Materials provided>
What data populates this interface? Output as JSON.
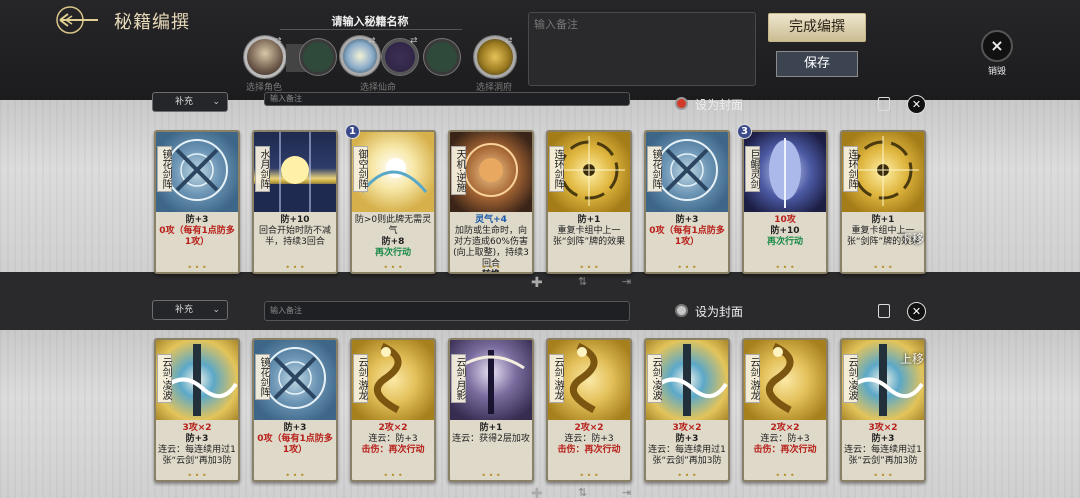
{
  "header": {
    "title": "秘籍编撰",
    "name_prompt": "请输入秘籍名称",
    "notes_placeholder": "输入备注",
    "finish_label": "完成编撰",
    "save_label": "保存",
    "destroy_label": "销毁",
    "slot_labels": {
      "character": "选择角色",
      "fate": "选择仙命",
      "academy": "选择洞府"
    }
  },
  "rows": [
    {
      "supplement_label": "补充",
      "note_placeholder": "输入备注",
      "cover_label": "设为封面",
      "cover_selected": true,
      "cards": [
        {
          "name": "镜花剑阵",
          "lines": [
            "防+3",
            "0攻（每有1点防多1攻）"
          ],
          "art": "mirror",
          "level": ""
        },
        {
          "name": "水月剑阵",
          "lines": [
            "防+10",
            "回合开始时防不减半，持续3回合"
          ],
          "art": "moon",
          "level": ""
        },
        {
          "name": "御空剑阵",
          "lines": [
            "防>0则此牌无需灵气",
            "防+8",
            "再次行动"
          ],
          "art": "sky",
          "level": "1"
        },
        {
          "name": "天机·逆施",
          "lines": [
            "灵气+4",
            "加防或生命时，向对方造成60%伤害(向上取整)，持续3回合",
            "转换"
          ],
          "art": "fate",
          "level": ""
        },
        {
          "name": "连环剑阵",
          "lines": [
            "防+1",
            "重复卡组中上一张“剑阵”牌的效果"
          ],
          "art": "gold",
          "level": ""
        },
        {
          "name": "镜花剑阵",
          "lines": [
            "防+3",
            "0攻（每有1点防多1攻）"
          ],
          "art": "mirror",
          "level": ""
        },
        {
          "name": "巨鲲灵剑",
          "lines": [
            "10攻",
            "防+10",
            "再次行动"
          ],
          "art": "whale",
          "level": "3"
        },
        {
          "name": "连环剑阵",
          "lines": [
            "防+1",
            "重复卡组中上一张“剑阵”牌的效果"
          ],
          "art": "gold",
          "level": "",
          "side": "下移"
        }
      ]
    },
    {
      "supplement_label": "补充",
      "note_placeholder": "输入备注",
      "cover_label": "设为封面",
      "cover_selected": false,
      "cards": [
        {
          "name": "云剑·凌波",
          "lines": [
            "3攻×2",
            "防+3",
            "连云：每连续用过1张“云剑”再加3防"
          ],
          "art": "cloud",
          "level": ""
        },
        {
          "name": "镜花剑阵",
          "lines": [
            "防+3",
            "0攻（每有1点防多1攻）"
          ],
          "art": "mirror",
          "level": ""
        },
        {
          "name": "云剑·游龙",
          "lines": [
            "2攻×2",
            "连云：防+3",
            "击伤：再次行动"
          ],
          "art": "dragon",
          "level": ""
        },
        {
          "name": "云剑·月影",
          "lines": [
            "防+1",
            "连云：获得2层加攻"
          ],
          "art": "shadow",
          "level": ""
        },
        {
          "name": "云剑·游龙",
          "lines": [
            "2攻×2",
            "连云：防+3",
            "击伤：再次行动"
          ],
          "art": "dragon",
          "level": ""
        },
        {
          "name": "云剑·凌波",
          "lines": [
            "3攻×2",
            "防+3",
            "连云：每连续用过1张“云剑”再加3防"
          ],
          "art": "cloud",
          "level": ""
        },
        {
          "name": "云剑·游龙",
          "lines": [
            "2攻×2",
            "连云：防+3",
            "击伤：再次行动"
          ],
          "art": "dragon",
          "level": ""
        },
        {
          "name": "云剑·凌波",
          "lines": [
            "3攻×2",
            "防+3",
            "连云：每连续用过1张“云剑”再加3防"
          ],
          "art": "cloud",
          "level": "",
          "side": "上移"
        }
      ]
    }
  ]
}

Exercise> Reproduce all of the data exactly; the pictures do not belong in the copy.

Solution to this task>
What data populates this interface? Output as JSON.
{
  "header": {
    "title": "秘籍编撰",
    "name_prompt": "请输入秘籍名称",
    "notes_placeholder": "输入备注",
    "finish_label": "完成编撰",
    "save_label": "保存",
    "destroy_label": "销毁",
    "slot_labels": {
      "character": "选择角色",
      "fate": "选择仙命",
      "academy": "选择洞府"
    }
  },
  "rows": [
    {
      "supplement_label": "补充",
      "note_placeholder": "输入备注",
      "cover_label": "设为封面",
      "cover_selected": true,
      "cards": [
        {
          "name": "镜花剑阵",
          "lines": [
            "防+3",
            "0攻（每有1点防多1攻）"
          ],
          "art": "mirror",
          "level": ""
        },
        {
          "name": "水月剑阵",
          "lines": [
            "防+10",
            "回合开始时防不减半，持续3回合"
          ],
          "art": "moon",
          "level": ""
        },
        {
          "name": "御空剑阵",
          "lines": [
            "防>0则此牌无需灵气",
            "防+8",
            "再次行动"
          ],
          "art": "sky",
          "level": "1"
        },
        {
          "name": "天机·逆施",
          "lines": [
            "灵气+4",
            "加防或生命时，向对方造成60%伤害(向上取整)，持续3回合",
            "转换"
          ],
          "art": "fate",
          "level": ""
        },
        {
          "name": "连环剑阵",
          "lines": [
            "防+1",
            "重复卡组中上一张“剑阵”牌的效果"
          ],
          "art": "gold",
          "level": ""
        },
        {
          "name": "镜花剑阵",
          "lines": [
            "防+3",
            "0攻（每有1点防多1攻）"
          ],
          "art": "mirror",
          "level": ""
        },
        {
          "name": "巨鲲灵剑",
          "lines": [
            "10攻",
            "防+10",
            "再次行动"
          ],
          "art": "whale",
          "level": "3"
        },
        {
          "name": "连环剑阵",
          "lines": [
            "防+1",
            "重复卡组中上一张“剑阵”牌的效果"
          ],
          "art": "gold",
          "level": "",
          "side": "下移"
        }
      ]
    },
    {
      "supplement_label": "补充",
      "note_placeholder": "输入备注",
      "cover_label": "设为封面",
      "cover_selected": false,
      "cards": [
        {
          "name": "云剑·凌波",
          "lines": [
            "3攻×2",
            "防+3",
            "连云：每连续用过1张“云剑”再加3防"
          ],
          "art": "cloud",
          "level": ""
        },
        {
          "name": "镜花剑阵",
          "lines": [
            "防+3",
            "0攻（每有1点防多1攻）"
          ],
          "art": "mirror",
          "level": ""
        },
        {
          "name": "云剑·游龙",
          "lines": [
            "2攻×2",
            "连云：防+3",
            "击伤：再次行动"
          ],
          "art": "dragon",
          "level": ""
        },
        {
          "name": "云剑·月影",
          "lines": [
            "防+1",
            "连云：获得2层加攻"
          ],
          "art": "shadow",
          "level": ""
        },
        {
          "name": "云剑·游龙",
          "lines": [
            "2攻×2",
            "连云：防+3",
            "击伤：再次行动"
          ],
          "art": "dragon",
          "level": ""
        },
        {
          "name": "云剑·凌波",
          "lines": [
            "3攻×2",
            "防+3",
            "连云：每连续用过1张“云剑”再加3防"
          ],
          "art": "cloud",
          "level": ""
        },
        {
          "name": "云剑·游龙",
          "lines": [
            "2攻×2",
            "连云：防+3",
            "击伤：再次行动"
          ],
          "art": "dragon",
          "level": ""
        },
        {
          "name": "云剑·凌波",
          "lines": [
            "3攻×2",
            "防+3",
            "连云：每连续用过1张“云剑”再加3防"
          ],
          "art": "cloud",
          "level": "",
          "side": "上移"
        }
      ]
    }
  ]
}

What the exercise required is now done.